## BEGIN
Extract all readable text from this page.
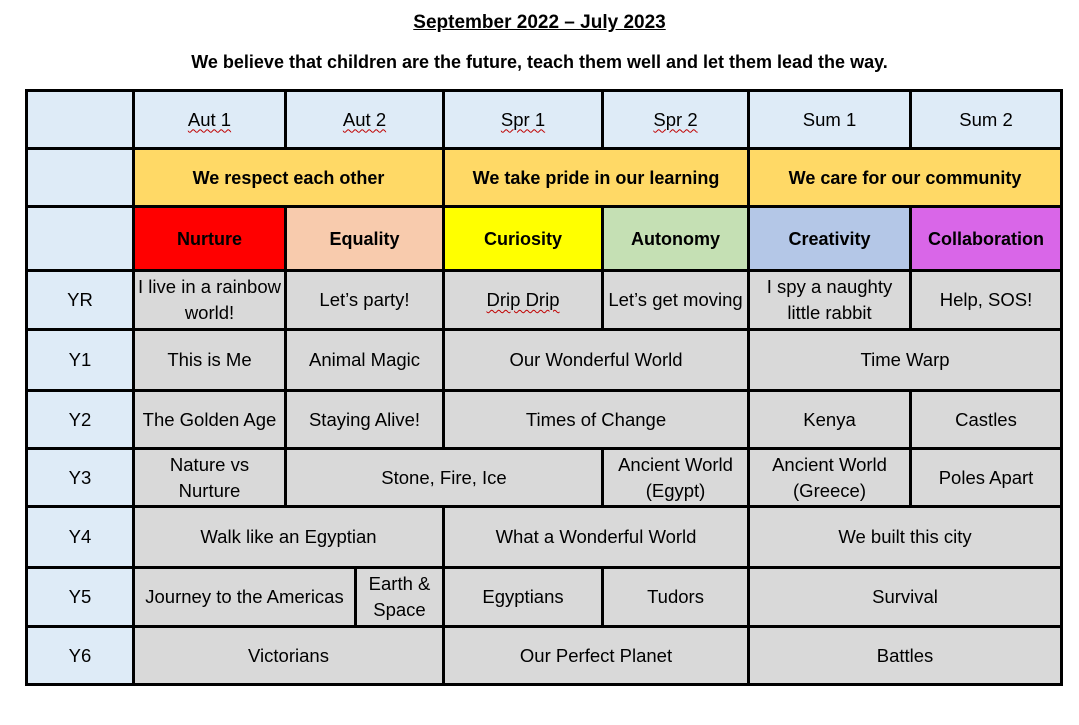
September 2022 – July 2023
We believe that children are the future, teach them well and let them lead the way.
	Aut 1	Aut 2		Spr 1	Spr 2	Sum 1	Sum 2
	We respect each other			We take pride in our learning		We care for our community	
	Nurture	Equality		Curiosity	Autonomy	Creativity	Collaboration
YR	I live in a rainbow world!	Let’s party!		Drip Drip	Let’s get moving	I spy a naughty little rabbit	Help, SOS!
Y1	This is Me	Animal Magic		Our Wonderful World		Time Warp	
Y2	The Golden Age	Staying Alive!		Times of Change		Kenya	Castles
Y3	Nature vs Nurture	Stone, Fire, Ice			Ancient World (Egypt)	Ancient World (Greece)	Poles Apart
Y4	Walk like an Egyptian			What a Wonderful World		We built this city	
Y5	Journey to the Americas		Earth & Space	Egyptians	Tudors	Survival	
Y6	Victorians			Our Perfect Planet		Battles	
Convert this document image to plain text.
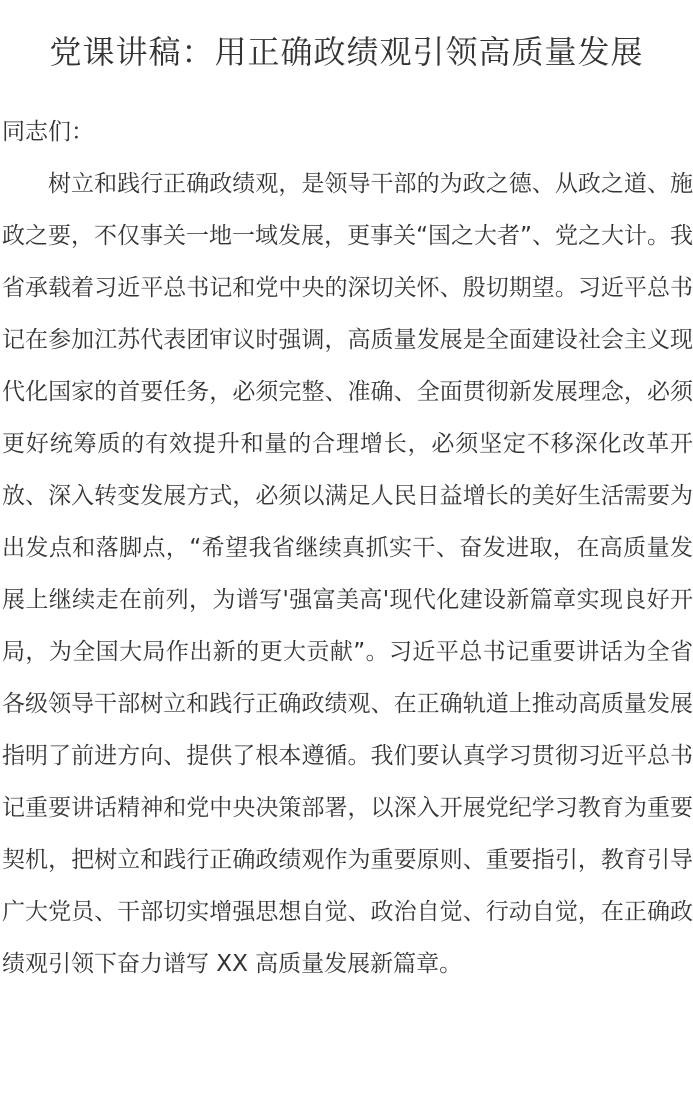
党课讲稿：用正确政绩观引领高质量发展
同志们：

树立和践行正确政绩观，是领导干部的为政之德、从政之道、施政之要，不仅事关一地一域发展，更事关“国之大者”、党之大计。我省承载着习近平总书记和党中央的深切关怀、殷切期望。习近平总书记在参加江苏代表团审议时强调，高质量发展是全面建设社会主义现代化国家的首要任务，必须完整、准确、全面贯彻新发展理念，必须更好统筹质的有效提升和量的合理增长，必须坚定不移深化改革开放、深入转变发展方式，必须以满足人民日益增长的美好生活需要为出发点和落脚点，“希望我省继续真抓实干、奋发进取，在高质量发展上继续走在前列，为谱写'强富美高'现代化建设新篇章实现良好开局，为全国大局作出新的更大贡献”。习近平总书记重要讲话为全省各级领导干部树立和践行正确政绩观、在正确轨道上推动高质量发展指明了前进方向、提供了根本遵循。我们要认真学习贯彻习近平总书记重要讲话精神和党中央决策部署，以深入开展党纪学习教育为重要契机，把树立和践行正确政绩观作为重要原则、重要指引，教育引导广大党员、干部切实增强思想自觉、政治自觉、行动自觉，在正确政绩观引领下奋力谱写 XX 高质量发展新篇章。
## END
◆ **PROBLEM TO SOLVE**
In the entries above, find each line with the word "Nurture" and copy it.

◆ **EXERCISE OUTPUT**
	Nurture	Equality		Curiosity	Autonomy	Creativity	Collaboration
Y3	Nature vs Nurture	Stone, Fire, Ice			Ancient World (Egypt)	Ancient World (Greece)	Poles Apart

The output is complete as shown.